→ **MATERIAL SUPPLIED**:
========

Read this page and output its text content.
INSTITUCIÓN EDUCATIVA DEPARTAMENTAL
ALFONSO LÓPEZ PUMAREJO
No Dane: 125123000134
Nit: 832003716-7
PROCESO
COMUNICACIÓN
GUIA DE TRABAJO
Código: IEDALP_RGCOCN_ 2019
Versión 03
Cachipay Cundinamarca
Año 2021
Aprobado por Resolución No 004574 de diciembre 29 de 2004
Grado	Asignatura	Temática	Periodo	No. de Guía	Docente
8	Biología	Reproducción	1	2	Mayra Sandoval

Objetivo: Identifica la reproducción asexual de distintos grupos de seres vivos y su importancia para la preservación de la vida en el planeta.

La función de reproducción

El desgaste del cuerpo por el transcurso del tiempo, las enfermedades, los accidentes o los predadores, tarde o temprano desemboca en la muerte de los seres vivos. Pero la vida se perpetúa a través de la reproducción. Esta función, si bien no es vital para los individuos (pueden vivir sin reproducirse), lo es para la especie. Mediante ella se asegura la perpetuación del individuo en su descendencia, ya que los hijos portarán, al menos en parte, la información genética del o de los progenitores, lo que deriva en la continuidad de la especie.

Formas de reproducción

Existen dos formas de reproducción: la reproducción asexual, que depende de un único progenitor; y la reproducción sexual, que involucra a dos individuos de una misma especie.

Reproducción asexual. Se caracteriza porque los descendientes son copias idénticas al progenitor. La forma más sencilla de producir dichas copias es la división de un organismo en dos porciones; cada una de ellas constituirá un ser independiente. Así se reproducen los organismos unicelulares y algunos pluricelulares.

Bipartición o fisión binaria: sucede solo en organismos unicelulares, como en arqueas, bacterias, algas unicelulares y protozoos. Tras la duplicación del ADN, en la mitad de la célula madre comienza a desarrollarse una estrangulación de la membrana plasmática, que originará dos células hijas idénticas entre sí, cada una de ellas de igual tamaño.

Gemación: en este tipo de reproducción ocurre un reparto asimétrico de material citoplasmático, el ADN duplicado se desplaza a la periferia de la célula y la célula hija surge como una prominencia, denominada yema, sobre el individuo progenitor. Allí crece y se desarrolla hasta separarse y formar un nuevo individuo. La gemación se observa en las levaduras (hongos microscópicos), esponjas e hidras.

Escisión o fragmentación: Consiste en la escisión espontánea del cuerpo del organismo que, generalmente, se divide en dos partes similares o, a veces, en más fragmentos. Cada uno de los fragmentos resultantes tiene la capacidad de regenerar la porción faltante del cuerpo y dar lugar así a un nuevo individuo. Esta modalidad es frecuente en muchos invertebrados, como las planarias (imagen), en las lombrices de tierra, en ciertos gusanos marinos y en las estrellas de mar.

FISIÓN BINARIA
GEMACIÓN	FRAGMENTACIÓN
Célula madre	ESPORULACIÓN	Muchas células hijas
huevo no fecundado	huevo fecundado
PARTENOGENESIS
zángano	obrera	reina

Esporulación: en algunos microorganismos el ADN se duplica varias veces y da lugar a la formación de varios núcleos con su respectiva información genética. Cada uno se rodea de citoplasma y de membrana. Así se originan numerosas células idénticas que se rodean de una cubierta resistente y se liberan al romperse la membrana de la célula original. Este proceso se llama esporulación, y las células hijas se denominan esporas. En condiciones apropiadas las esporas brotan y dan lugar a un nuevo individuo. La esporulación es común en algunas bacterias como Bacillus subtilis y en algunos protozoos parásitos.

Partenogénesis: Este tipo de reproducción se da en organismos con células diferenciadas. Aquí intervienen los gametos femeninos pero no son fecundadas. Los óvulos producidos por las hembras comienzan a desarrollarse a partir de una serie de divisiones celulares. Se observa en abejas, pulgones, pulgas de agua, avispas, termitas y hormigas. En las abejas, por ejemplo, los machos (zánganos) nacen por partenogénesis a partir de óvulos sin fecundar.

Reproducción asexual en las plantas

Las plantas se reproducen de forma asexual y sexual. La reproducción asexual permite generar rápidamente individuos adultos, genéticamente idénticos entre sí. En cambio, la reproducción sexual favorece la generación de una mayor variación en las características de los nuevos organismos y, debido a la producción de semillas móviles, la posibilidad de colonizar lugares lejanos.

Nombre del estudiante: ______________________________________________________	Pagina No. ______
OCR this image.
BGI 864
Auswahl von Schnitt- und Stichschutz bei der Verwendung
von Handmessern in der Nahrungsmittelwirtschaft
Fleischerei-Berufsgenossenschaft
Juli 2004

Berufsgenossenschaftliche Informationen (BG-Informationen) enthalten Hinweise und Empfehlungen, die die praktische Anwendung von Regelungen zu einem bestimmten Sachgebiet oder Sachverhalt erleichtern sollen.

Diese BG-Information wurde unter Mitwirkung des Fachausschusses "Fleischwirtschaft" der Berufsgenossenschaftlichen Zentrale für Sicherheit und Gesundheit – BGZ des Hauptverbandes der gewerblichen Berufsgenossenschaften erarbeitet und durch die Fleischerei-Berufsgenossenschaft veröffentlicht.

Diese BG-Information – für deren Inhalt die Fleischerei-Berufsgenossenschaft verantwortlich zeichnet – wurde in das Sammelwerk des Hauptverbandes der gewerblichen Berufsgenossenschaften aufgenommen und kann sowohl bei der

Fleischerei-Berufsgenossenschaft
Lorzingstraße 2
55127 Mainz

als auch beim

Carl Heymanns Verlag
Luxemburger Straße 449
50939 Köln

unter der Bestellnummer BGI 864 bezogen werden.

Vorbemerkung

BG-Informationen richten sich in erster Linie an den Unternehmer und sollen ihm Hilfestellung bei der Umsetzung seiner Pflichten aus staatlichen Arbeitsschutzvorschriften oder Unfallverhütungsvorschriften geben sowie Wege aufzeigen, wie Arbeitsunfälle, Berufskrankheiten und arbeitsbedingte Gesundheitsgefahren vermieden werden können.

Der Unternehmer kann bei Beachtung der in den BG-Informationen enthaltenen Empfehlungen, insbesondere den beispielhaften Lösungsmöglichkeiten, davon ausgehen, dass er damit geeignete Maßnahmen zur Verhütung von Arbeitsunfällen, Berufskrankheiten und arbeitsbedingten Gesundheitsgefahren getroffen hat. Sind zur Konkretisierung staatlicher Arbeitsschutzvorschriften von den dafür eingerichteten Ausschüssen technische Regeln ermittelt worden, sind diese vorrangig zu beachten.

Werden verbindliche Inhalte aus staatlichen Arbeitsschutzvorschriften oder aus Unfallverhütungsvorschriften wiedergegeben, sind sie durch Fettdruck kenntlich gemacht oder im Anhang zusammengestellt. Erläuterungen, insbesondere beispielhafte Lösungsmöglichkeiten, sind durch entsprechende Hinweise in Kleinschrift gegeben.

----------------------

========

→ **WHAT TO DO**: Show every line of the material that includes the string "vivos".

→ **WRITTEN RESPONSE**:
Objetivo: Identifica la reproducción asexual de distintos grupos de seres vivos y su importancia para la preservación de la vida en el planeta.
El desgaste del cuerpo por el transcurso del tiempo, las enfermedades, los accidentes o los predadores, tarde o temprano desemboca en la muerte de los seres vivos. Pero la vida se perpetúa a través de la reproducción. Esta función, si bien no es vital para los individuos (pueden vivir sin reproducirse), lo es para la especie. Mediante ella se asegura la perpetuación del individuo en su descendencia, ya que los hijos portarán, al menos en parte, la información genética del o de los progenitores, lo que deriva en la continuidad de la especie.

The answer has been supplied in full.